From the listing below, extract every line containing "JSON".
▶
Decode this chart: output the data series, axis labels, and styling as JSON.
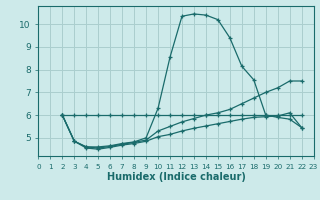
{
  "xlabel": "Humidex (Indice chaleur)",
  "background_color": "#cdeaea",
  "grid_color": "#aacece",
  "line_color": "#1a6b6b",
  "xlim": [
    0,
    23
  ],
  "ylim": [
    4.2,
    10.8
  ],
  "xticks": [
    0,
    1,
    2,
    3,
    4,
    5,
    6,
    7,
    8,
    9,
    10,
    11,
    12,
    13,
    14,
    15,
    16,
    17,
    18,
    19,
    20,
    21,
    22,
    23
  ],
  "yticks": [
    5,
    6,
    7,
    8,
    9,
    10
  ],
  "series": [
    {
      "x": [
        2,
        3,
        4,
        5,
        6,
        7,
        8,
        9,
        10,
        11,
        12,
        13,
        14,
        15,
        16,
        17,
        18,
        19,
        20,
        21,
        22
      ],
      "y": [
        6.0,
        6.0,
        6.0,
        6.0,
        6.0,
        6.0,
        6.0,
        6.0,
        6.0,
        6.0,
        6.0,
        6.0,
        6.0,
        6.0,
        6.0,
        6.0,
        6.0,
        6.0,
        6.0,
        6.0,
        6.0
      ]
    },
    {
      "x": [
        2,
        3,
        4,
        5,
        6,
        7,
        8,
        9,
        10,
        11,
        12,
        13,
        14,
        15,
        16,
        17,
        18,
        19,
        20,
        21,
        22
      ],
      "y": [
        6.0,
        4.85,
        4.6,
        4.6,
        4.65,
        4.75,
        4.82,
        5.0,
        6.3,
        8.55,
        10.35,
        10.45,
        10.4,
        10.2,
        9.4,
        8.15,
        7.55,
        6.0,
        5.9,
        5.82,
        5.45
      ]
    },
    {
      "x": [
        2,
        3,
        4,
        5,
        6,
        7,
        8,
        9,
        10,
        11,
        12,
        13,
        14,
        15,
        16,
        17,
        18,
        19,
        20,
        21,
        22
      ],
      "y": [
        6.0,
        4.85,
        4.6,
        4.55,
        4.62,
        4.72,
        4.8,
        4.9,
        5.3,
        5.5,
        5.7,
        5.85,
        6.0,
        6.1,
        6.25,
        6.5,
        6.75,
        7.0,
        7.2,
        7.5,
        7.5
      ]
    },
    {
      "x": [
        2,
        3,
        4,
        5,
        6,
        7,
        8,
        9,
        10,
        11,
        12,
        13,
        14,
        15,
        16,
        17,
        18,
        19,
        20,
        21,
        22
      ],
      "y": [
        6.0,
        4.85,
        4.55,
        4.5,
        4.58,
        4.68,
        4.75,
        4.85,
        5.05,
        5.15,
        5.3,
        5.42,
        5.52,
        5.62,
        5.72,
        5.82,
        5.9,
        5.93,
        5.96,
        6.1,
        5.45
      ]
    }
  ]
}
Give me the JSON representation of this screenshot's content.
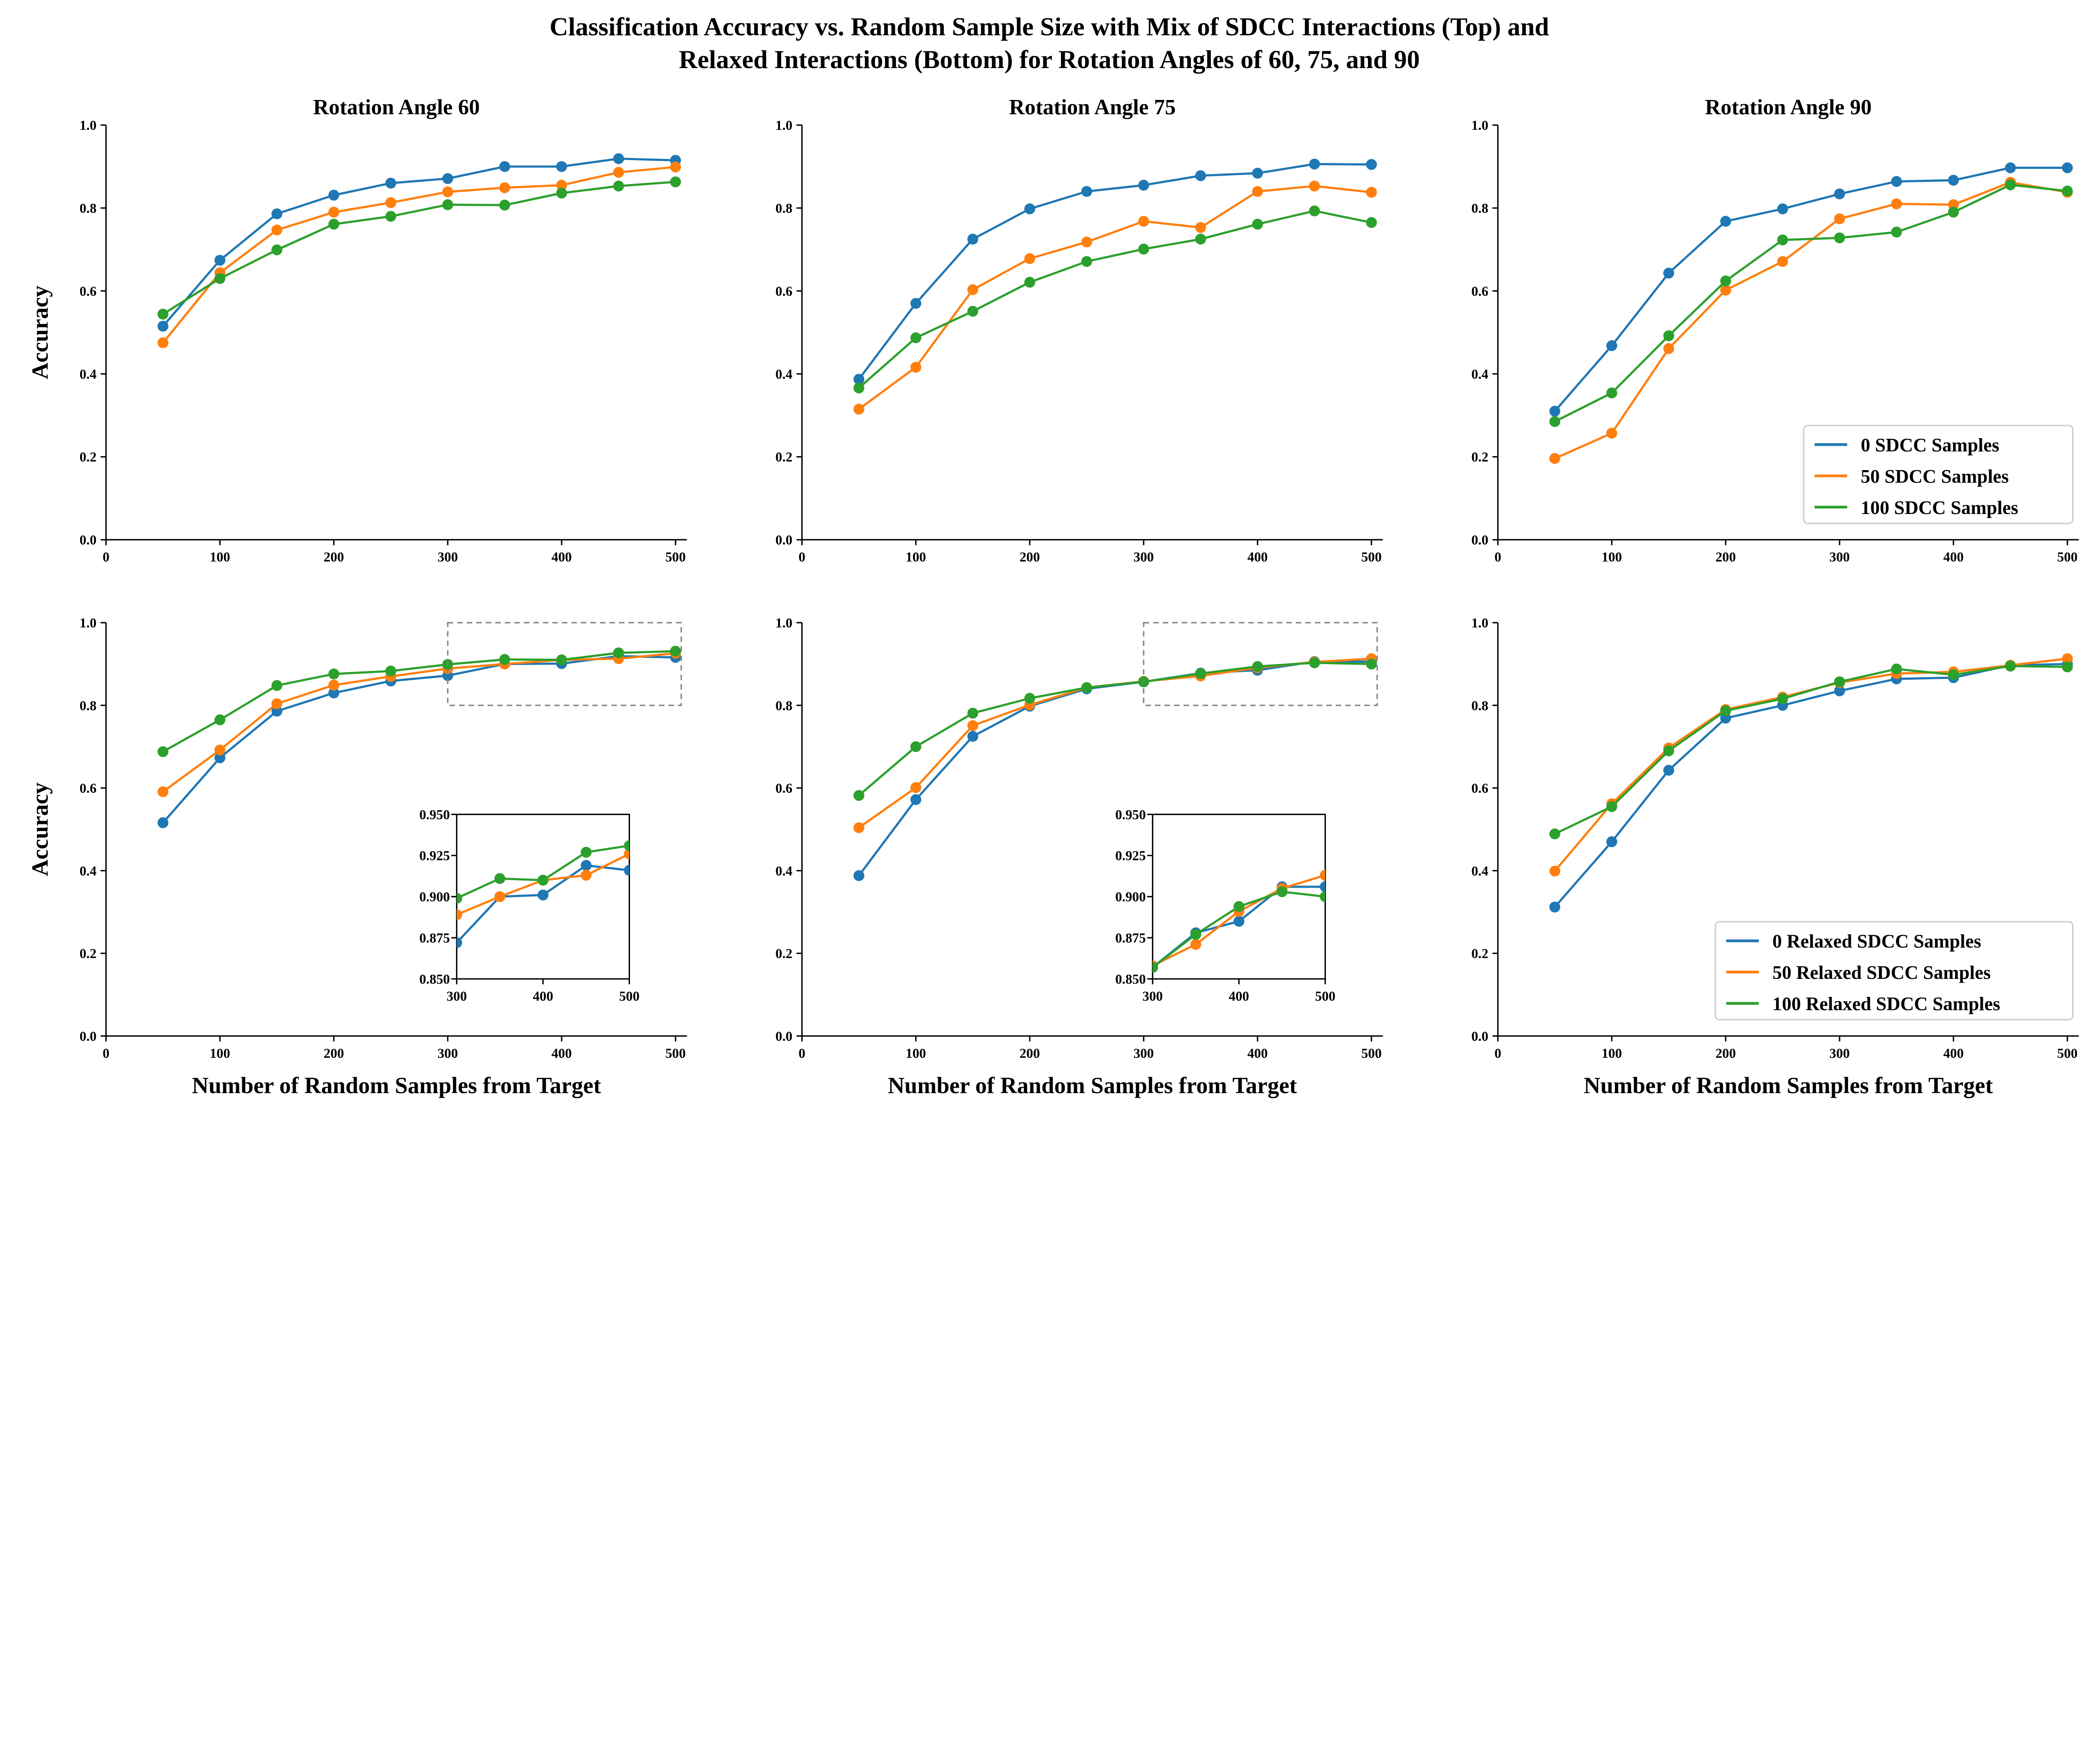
{
  "title_lines": [
    "Classification Accuracy vs. Random Sample Size with Mix of SDCC Interactions (Top) and",
    "Relaxed Interactions (Bottom) for Rotation Angles of 60, 75, and 90"
  ],
  "colors": {
    "series": [
      "#1f77b4",
      "#ff7f0e",
      "#2ca02c"
    ],
    "axis": "#000000",
    "zoom_box": "#808080"
  },
  "chart_data": [
    {
      "type": "line",
      "title": "Rotation Angle 60",
      "xlabel": "",
      "ylabel": "Accuracy",
      "xlim": [
        0,
        510
      ],
      "ylim": [
        0,
        1.0
      ],
      "grid": false,
      "xticks": [
        0,
        100,
        200,
        300,
        400,
        500
      ],
      "yticks": [
        0.0,
        0.2,
        0.4,
        0.6,
        0.8,
        1.0
      ],
      "x": [
        50,
        100,
        150,
        200,
        250,
        300,
        350,
        400,
        450,
        500
      ],
      "series": [
        {
          "values": [
            0.515,
            0.674,
            0.786,
            0.831,
            0.86,
            0.871,
            0.9,
            0.9,
            0.919,
            0.915
          ]
        },
        {
          "values": [
            0.475,
            0.644,
            0.747,
            0.79,
            0.813,
            0.839,
            0.849,
            0.855,
            0.886,
            0.899
          ]
        },
        {
          "values": [
            0.544,
            0.63,
            0.699,
            0.761,
            0.78,
            0.808,
            0.807,
            0.836,
            0.853,
            0.863
          ]
        }
      ]
    },
    {
      "type": "line",
      "title": "Rotation Angle 75",
      "xlabel": "",
      "ylabel": "",
      "xlim": [
        0,
        510
      ],
      "ylim": [
        0,
        1.0
      ],
      "grid": false,
      "xticks": [
        0,
        100,
        200,
        300,
        400,
        500
      ],
      "yticks": [
        0.0,
        0.2,
        0.4,
        0.6,
        0.8,
        1.0
      ],
      "x": [
        50,
        100,
        150,
        200,
        250,
        300,
        350,
        400,
        450,
        500
      ],
      "series": [
        {
          "values": [
            0.387,
            0.57,
            0.725,
            0.798,
            0.84,
            0.855,
            0.878,
            0.884,
            0.906,
            0.905
          ]
        },
        {
          "values": [
            0.315,
            0.416,
            0.603,
            0.678,
            0.718,
            0.768,
            0.753,
            0.84,
            0.853,
            0.838
          ]
        },
        {
          "values": [
            0.366,
            0.487,
            0.551,
            0.621,
            0.671,
            0.701,
            0.725,
            0.761,
            0.793,
            0.765
          ]
        }
      ]
    },
    {
      "type": "line",
      "title": "Rotation Angle 90",
      "xlabel": "",
      "ylabel": "",
      "xlim": [
        0,
        510
      ],
      "ylim": [
        0,
        1.0
      ],
      "grid": false,
      "xticks": [
        0,
        100,
        200,
        300,
        400,
        500
      ],
      "yticks": [
        0.0,
        0.2,
        0.4,
        0.6,
        0.8,
        1.0
      ],
      "x": [
        50,
        100,
        150,
        200,
        250,
        300,
        350,
        400,
        450,
        500
      ],
      "legend_position": "lower-right",
      "series": [
        {
          "name": "0 SDCC Samples",
          "values": [
            0.31,
            0.468,
            0.643,
            0.768,
            0.798,
            0.834,
            0.864,
            0.867,
            0.897,
            0.897
          ]
        },
        {
          "name": "50 SDCC Samples",
          "values": [
            0.196,
            0.257,
            0.461,
            0.602,
            0.671,
            0.774,
            0.81,
            0.808,
            0.862,
            0.838
          ]
        },
        {
          "name": "100 SDCC Samples",
          "values": [
            0.285,
            0.354,
            0.492,
            0.624,
            0.723,
            0.728,
            0.742,
            0.79,
            0.856,
            0.841
          ]
        }
      ]
    },
    {
      "type": "line",
      "title": "",
      "xlabel": "Number of Random Samples from Target",
      "ylabel": "Accuracy",
      "xlim": [
        0,
        510
      ],
      "ylim": [
        0,
        1.0
      ],
      "grid": false,
      "xticks": [
        0,
        100,
        200,
        300,
        400,
        500
      ],
      "yticks": [
        0.0,
        0.2,
        0.4,
        0.6,
        0.8,
        1.0
      ],
      "x": [
        50,
        100,
        150,
        200,
        250,
        300,
        350,
        400,
        450,
        500
      ],
      "zoom_region": {
        "xlim": [
          300,
          505
        ],
        "ylim": [
          0.8,
          1.0
        ]
      },
      "inset": {
        "xlim": [
          300,
          500
        ],
        "ylim": [
          0.85,
          0.95
        ],
        "xticks": [
          "300",
          "400",
          "500"
        ],
        "yticks": [
          "0.850",
          "0.875",
          "0.900",
          "0.925",
          "0.950"
        ]
      },
      "series": [
        {
          "values": [
            0.516,
            0.673,
            0.786,
            0.83,
            0.859,
            0.872,
            0.9,
            0.901,
            0.919,
            0.916
          ]
        },
        {
          "values": [
            0.591,
            0.692,
            0.804,
            0.849,
            0.87,
            0.889,
            0.9,
            0.91,
            0.913,
            0.926
          ]
        },
        {
          "values": [
            0.688,
            0.765,
            0.848,
            0.876,
            0.883,
            0.899,
            0.911,
            0.91,
            0.927,
            0.931
          ]
        }
      ]
    },
    {
      "type": "line",
      "title": "",
      "xlabel": "Number of Random Samples from Target",
      "ylabel": "",
      "xlim": [
        0,
        510
      ],
      "ylim": [
        0,
        1.0
      ],
      "grid": false,
      "xticks": [
        0,
        100,
        200,
        300,
        400,
        500
      ],
      "yticks": [
        0.0,
        0.2,
        0.4,
        0.6,
        0.8,
        1.0
      ],
      "x": [
        50,
        100,
        150,
        200,
        250,
        300,
        350,
        400,
        450,
        500
      ],
      "zoom_region": {
        "xlim": [
          300,
          505
        ],
        "ylim": [
          0.8,
          1.0
        ]
      },
      "inset": {
        "xlim": [
          300,
          500
        ],
        "ylim": [
          0.85,
          0.95
        ],
        "xticks": [
          "300",
          "400",
          "500"
        ],
        "yticks": [
          "0.850",
          "0.875",
          "0.900",
          "0.925",
          "0.950"
        ]
      },
      "series": [
        {
          "values": [
            0.388,
            0.572,
            0.725,
            0.798,
            0.84,
            0.857,
            0.878,
            0.885,
            0.906,
            0.906
          ]
        },
        {
          "values": [
            0.504,
            0.601,
            0.751,
            0.801,
            0.843,
            0.858,
            0.871,
            0.891,
            0.905,
            0.913
          ]
        },
        {
          "values": [
            0.582,
            0.7,
            0.781,
            0.817,
            0.843,
            0.857,
            0.877,
            0.894,
            0.903,
            0.9
          ]
        }
      ]
    },
    {
      "type": "line",
      "title": "",
      "xlabel": "Number of Random Samples from Target",
      "ylabel": "",
      "xlim": [
        0,
        510
      ],
      "ylim": [
        0,
        1.0
      ],
      "grid": false,
      "xticks": [
        0,
        100,
        200,
        300,
        400,
        500
      ],
      "yticks": [
        0.0,
        0.2,
        0.4,
        0.6,
        0.8,
        1.0
      ],
      "x": [
        50,
        100,
        150,
        200,
        250,
        300,
        350,
        400,
        450,
        500
      ],
      "legend_position": "lower-right",
      "series": [
        {
          "name": "0 Relaxed SDCC Samples",
          "values": [
            0.312,
            0.47,
            0.643,
            0.769,
            0.8,
            0.835,
            0.864,
            0.867,
            0.897,
            0.9
          ]
        },
        {
          "name": "50 Relaxed SDCC Samples",
          "values": [
            0.399,
            0.562,
            0.697,
            0.79,
            0.82,
            0.855,
            0.877,
            0.881,
            0.897,
            0.913
          ]
        },
        {
          "name": "100 Relaxed SDCC Samples",
          "values": [
            0.489,
            0.555,
            0.69,
            0.787,
            0.816,
            0.857,
            0.888,
            0.874,
            0.895,
            0.893
          ]
        }
      ]
    }
  ]
}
◀
SOLUTION TO THIS PROBLEM:
Decode this chart: output the data series, axis labels, and styling as JSON.
Give me the JSON representation of this screenshot's content.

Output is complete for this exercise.